— start of Supplied entries —

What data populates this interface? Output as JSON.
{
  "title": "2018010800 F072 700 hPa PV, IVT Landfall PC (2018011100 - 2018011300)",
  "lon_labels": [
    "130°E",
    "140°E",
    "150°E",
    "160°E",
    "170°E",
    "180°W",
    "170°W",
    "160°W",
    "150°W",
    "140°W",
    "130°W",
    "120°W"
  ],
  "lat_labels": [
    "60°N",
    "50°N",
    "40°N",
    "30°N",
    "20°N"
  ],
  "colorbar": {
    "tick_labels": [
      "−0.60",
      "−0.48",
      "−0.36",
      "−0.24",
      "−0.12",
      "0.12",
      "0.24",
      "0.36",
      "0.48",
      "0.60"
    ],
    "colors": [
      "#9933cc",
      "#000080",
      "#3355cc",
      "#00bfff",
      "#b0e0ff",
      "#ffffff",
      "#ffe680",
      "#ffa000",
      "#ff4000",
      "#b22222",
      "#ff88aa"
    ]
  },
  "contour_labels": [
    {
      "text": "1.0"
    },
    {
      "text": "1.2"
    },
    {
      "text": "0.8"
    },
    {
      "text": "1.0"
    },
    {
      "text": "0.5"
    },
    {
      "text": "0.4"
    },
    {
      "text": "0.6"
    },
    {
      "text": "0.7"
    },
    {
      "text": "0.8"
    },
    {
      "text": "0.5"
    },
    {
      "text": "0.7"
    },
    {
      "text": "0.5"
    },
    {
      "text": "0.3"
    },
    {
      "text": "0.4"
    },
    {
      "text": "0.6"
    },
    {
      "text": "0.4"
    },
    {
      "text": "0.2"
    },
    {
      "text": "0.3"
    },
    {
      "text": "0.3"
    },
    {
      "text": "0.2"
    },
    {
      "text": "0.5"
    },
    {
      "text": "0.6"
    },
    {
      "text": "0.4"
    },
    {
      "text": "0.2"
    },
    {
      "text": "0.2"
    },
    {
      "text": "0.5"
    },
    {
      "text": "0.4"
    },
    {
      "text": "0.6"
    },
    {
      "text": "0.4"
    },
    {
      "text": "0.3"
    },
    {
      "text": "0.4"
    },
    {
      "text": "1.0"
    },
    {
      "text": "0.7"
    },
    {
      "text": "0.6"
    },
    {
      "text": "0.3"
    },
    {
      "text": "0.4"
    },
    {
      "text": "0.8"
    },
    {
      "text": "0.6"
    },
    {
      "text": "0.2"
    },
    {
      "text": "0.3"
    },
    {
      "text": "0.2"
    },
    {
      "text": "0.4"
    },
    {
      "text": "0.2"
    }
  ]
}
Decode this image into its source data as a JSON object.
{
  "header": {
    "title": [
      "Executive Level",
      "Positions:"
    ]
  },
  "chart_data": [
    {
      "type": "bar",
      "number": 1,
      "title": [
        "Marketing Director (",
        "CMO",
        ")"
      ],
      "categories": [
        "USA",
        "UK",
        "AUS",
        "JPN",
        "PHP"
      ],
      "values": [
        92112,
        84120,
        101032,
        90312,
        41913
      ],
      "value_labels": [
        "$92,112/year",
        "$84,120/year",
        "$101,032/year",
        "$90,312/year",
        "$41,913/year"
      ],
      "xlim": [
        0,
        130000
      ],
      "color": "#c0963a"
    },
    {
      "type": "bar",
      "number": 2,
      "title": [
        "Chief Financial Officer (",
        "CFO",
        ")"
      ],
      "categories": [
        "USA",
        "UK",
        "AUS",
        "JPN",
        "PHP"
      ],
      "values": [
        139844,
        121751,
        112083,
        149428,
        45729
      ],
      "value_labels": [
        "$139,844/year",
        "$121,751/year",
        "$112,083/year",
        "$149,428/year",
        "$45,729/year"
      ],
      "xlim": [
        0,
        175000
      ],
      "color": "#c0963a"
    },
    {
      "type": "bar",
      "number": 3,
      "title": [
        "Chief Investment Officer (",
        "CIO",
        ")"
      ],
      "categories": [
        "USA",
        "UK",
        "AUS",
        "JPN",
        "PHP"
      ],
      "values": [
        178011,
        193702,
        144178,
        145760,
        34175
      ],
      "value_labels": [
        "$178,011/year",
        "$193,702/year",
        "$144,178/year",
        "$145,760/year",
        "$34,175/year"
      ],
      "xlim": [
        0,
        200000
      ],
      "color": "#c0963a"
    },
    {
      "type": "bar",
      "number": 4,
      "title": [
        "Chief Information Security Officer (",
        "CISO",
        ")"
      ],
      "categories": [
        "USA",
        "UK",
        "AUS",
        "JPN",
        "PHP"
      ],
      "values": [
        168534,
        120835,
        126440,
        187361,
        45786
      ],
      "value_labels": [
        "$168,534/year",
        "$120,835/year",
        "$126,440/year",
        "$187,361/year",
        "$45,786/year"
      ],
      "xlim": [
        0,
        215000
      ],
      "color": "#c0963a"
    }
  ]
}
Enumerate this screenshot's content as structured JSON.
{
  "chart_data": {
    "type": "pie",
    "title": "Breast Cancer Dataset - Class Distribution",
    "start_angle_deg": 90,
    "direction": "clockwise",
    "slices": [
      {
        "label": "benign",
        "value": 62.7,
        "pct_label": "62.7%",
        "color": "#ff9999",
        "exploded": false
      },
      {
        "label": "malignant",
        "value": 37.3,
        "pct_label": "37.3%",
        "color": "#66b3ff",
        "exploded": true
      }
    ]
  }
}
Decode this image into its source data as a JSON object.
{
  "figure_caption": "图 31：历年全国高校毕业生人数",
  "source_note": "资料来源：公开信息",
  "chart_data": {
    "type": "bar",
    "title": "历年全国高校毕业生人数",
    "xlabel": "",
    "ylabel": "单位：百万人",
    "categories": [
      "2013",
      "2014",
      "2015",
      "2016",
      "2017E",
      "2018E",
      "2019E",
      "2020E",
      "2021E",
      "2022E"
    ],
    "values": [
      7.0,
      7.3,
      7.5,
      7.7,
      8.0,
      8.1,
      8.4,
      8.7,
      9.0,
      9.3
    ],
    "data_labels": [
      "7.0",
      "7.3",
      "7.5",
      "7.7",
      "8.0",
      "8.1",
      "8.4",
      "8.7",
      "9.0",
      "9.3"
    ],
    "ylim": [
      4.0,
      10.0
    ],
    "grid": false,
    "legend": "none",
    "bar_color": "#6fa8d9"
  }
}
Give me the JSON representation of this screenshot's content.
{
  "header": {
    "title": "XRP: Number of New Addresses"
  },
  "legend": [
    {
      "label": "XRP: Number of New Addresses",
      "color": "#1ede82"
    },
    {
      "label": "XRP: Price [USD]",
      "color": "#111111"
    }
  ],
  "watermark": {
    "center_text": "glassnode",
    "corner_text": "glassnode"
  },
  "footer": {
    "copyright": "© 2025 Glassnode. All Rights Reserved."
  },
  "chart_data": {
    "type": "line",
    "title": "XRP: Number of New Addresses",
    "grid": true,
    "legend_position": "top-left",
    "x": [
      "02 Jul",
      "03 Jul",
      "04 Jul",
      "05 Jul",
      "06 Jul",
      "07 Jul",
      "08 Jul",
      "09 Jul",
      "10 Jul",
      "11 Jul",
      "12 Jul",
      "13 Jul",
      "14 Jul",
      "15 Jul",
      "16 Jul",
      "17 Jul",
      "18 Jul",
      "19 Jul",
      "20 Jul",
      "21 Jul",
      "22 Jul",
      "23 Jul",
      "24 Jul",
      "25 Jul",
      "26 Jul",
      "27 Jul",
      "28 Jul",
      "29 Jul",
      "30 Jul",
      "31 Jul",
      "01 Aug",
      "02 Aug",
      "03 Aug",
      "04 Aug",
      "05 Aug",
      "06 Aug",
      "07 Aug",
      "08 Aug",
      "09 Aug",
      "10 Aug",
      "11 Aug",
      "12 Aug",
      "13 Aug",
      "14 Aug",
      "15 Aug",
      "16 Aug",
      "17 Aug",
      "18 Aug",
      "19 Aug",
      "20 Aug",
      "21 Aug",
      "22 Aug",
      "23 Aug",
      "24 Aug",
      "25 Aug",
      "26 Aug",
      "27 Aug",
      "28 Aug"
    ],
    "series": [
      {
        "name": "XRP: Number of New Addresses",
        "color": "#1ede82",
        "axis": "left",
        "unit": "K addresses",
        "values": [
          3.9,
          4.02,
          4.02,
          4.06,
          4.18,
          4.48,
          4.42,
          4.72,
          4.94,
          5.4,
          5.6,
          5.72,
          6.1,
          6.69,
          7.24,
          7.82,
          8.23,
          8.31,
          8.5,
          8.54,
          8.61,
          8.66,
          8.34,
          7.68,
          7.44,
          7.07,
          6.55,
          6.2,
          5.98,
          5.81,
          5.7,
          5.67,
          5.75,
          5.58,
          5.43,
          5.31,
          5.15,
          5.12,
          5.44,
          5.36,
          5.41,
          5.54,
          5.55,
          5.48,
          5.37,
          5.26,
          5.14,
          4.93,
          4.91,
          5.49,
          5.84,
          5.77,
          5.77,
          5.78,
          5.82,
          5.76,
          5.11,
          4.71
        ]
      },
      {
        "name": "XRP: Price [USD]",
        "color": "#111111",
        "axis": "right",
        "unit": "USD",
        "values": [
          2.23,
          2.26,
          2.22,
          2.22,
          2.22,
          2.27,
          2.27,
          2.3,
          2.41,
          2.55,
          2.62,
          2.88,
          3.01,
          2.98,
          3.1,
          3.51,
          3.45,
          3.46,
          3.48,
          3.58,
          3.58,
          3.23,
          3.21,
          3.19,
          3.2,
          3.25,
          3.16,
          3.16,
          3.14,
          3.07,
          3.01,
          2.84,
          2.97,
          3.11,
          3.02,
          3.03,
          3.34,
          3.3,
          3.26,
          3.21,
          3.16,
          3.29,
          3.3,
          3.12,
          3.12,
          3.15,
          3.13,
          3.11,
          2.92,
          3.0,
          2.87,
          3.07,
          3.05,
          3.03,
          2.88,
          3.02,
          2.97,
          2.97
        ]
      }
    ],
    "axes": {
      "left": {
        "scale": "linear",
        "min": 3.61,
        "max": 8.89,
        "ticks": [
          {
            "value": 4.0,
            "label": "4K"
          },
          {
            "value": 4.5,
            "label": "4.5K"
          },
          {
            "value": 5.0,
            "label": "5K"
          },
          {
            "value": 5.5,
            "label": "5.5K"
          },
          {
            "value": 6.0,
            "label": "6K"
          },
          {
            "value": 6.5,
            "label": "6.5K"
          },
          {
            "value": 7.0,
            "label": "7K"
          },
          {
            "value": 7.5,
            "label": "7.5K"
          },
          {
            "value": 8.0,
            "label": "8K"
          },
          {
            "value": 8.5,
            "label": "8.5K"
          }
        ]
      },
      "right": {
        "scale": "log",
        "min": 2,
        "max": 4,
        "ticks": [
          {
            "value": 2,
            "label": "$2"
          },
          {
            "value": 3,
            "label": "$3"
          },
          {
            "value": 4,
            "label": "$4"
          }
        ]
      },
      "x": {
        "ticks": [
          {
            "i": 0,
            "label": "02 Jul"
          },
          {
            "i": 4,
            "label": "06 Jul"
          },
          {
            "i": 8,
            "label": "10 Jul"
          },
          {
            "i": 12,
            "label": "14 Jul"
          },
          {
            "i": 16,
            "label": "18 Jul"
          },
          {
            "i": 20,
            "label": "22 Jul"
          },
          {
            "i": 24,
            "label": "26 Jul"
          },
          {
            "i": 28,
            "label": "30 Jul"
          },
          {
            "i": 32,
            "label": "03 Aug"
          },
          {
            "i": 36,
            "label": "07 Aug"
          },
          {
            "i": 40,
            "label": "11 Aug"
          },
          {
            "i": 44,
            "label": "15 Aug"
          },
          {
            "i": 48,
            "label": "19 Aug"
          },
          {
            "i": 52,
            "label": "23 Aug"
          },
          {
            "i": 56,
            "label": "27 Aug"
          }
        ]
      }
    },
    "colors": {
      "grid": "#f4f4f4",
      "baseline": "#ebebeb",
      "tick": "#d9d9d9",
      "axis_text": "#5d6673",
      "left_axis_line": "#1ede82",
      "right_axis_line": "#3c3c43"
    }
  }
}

— end of Supplied entries —

### Problem statement:
Every line of the listing that holds "screenshot" should be found and copied.

### Exercise result:
Enumerate this screenshot's content as structured JSON.
Give me the JSON representation of this screenshot's content.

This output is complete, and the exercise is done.